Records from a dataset

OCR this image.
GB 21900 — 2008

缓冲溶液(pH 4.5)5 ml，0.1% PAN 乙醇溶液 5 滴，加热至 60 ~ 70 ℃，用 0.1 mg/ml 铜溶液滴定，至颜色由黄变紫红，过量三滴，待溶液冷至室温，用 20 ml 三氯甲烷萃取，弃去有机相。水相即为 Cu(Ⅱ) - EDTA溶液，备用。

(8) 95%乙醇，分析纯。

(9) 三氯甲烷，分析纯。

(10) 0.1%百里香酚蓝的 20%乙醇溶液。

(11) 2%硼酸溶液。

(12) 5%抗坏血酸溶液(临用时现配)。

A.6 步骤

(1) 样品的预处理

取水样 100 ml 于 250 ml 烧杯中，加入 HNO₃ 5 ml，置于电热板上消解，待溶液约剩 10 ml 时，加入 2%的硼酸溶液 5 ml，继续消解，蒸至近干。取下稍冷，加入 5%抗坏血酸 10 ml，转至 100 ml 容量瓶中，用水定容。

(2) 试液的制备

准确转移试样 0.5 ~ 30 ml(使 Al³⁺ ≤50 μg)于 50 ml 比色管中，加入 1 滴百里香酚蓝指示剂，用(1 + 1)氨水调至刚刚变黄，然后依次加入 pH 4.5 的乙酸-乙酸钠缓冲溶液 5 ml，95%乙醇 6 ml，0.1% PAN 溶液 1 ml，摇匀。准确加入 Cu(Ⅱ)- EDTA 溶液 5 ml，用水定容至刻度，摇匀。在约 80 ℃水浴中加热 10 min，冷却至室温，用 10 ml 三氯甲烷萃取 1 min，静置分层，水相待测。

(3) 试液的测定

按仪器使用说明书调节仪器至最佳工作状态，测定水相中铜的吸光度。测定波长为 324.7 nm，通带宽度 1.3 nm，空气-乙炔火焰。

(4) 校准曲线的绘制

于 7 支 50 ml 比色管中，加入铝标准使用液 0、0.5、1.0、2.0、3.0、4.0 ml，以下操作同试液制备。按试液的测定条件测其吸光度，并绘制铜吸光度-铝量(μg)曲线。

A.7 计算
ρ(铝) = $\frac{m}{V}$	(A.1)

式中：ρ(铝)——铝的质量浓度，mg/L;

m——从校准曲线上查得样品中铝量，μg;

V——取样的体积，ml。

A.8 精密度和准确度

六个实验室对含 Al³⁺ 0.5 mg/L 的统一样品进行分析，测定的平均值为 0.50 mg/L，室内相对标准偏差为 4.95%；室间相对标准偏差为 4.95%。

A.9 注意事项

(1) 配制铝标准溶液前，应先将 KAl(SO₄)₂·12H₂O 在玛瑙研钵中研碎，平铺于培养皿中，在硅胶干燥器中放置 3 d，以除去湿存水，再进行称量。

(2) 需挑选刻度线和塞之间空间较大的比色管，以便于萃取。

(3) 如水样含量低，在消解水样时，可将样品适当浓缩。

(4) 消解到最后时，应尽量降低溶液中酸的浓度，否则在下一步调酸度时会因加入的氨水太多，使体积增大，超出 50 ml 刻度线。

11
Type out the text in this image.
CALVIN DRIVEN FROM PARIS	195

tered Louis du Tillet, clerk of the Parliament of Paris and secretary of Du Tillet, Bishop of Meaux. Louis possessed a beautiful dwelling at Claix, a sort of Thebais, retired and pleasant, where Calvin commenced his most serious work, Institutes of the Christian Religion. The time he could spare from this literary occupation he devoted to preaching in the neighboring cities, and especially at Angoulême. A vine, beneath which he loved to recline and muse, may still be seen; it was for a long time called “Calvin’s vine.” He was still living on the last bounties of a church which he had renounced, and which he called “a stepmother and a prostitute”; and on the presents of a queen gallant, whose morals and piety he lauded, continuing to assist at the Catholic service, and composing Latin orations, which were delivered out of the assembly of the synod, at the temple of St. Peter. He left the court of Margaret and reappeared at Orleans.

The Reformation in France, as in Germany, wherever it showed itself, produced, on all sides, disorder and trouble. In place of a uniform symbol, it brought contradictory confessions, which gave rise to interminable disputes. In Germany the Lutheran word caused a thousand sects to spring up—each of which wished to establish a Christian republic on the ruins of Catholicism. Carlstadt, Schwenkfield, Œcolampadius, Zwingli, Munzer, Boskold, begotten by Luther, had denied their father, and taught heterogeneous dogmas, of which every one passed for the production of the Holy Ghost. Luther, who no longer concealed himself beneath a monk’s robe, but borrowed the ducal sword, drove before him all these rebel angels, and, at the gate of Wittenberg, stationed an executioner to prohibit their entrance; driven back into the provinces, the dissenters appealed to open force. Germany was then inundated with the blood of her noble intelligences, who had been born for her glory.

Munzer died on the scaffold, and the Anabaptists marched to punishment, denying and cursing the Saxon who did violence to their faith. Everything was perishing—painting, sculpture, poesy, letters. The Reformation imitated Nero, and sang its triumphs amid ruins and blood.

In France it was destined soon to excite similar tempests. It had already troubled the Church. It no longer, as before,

### Set problem:
Leave out every line without the string "Reformation" and copy the rest.

### Exercise output:
The Reformation in France, as in Germany, wherever it showed itself, produced, on all sides, disorder and trouble. In place of a uniform symbol, it brought contradictory confessions, which gave rise to interminable disputes. In Germany the Lutheran word caused a thousand sects to spring up—each of which wished to establish a Christian republic on the ruins of Catholicism. Carlstadt, Schwenkfield, Œcolampadius, Zwingli, Munzer, Boskold, begotten by Luther, had denied their father, and taught heterogeneous dogmas, of which every one passed for the production of the Holy Ghost. Luther, who no longer concealed himself beneath a monk’s robe, but borrowed the ducal sword, drove before him all these rebel angels, and, at the gate of Wittenberg, stationed an executioner to prohibit their entrance; driven back into the provinces, the dissenters appealed to open force. Germany was then inundated with the blood of her noble intelligences, who had been born for her glory.
Munzer died on the scaffold, and the Anabaptists marched to punishment, denying and cursing the Saxon who did violence to their faith. Everything was perishing—painting, sculpture, poesy, letters. The Reformation imitated Nero, and sang its triumphs amid ruins and blood.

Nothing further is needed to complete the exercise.